- DATA LINES
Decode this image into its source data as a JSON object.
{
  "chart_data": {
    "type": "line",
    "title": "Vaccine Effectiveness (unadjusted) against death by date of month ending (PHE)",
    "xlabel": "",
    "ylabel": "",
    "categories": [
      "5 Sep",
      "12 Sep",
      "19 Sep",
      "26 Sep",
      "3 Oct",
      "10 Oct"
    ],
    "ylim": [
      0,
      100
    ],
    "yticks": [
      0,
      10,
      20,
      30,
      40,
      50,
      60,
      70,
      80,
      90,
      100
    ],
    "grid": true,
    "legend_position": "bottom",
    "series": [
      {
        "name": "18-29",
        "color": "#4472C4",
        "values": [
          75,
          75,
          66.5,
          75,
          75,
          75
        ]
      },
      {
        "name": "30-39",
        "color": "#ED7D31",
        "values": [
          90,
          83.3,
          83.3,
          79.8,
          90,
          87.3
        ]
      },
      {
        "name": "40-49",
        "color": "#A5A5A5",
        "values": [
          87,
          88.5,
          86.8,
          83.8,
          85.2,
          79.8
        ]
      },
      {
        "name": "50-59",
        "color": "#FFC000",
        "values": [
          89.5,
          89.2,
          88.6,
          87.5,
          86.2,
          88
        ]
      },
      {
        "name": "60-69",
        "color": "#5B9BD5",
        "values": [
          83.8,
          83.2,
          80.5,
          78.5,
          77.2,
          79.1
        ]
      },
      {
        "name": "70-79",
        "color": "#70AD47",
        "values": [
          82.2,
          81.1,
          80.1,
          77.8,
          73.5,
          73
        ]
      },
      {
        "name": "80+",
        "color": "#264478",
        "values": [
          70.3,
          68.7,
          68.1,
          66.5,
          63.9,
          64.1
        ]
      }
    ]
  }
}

- SET EXERCISE
Select and copy every line of the listing with the word "name".

- TASK OUTPUT
        "name": "18-29",
        "name": "30-39",
        "name": "40-49",
        "name": "50-59",
        "name": "60-69",
        "name": "70-79",
        "name": "80+",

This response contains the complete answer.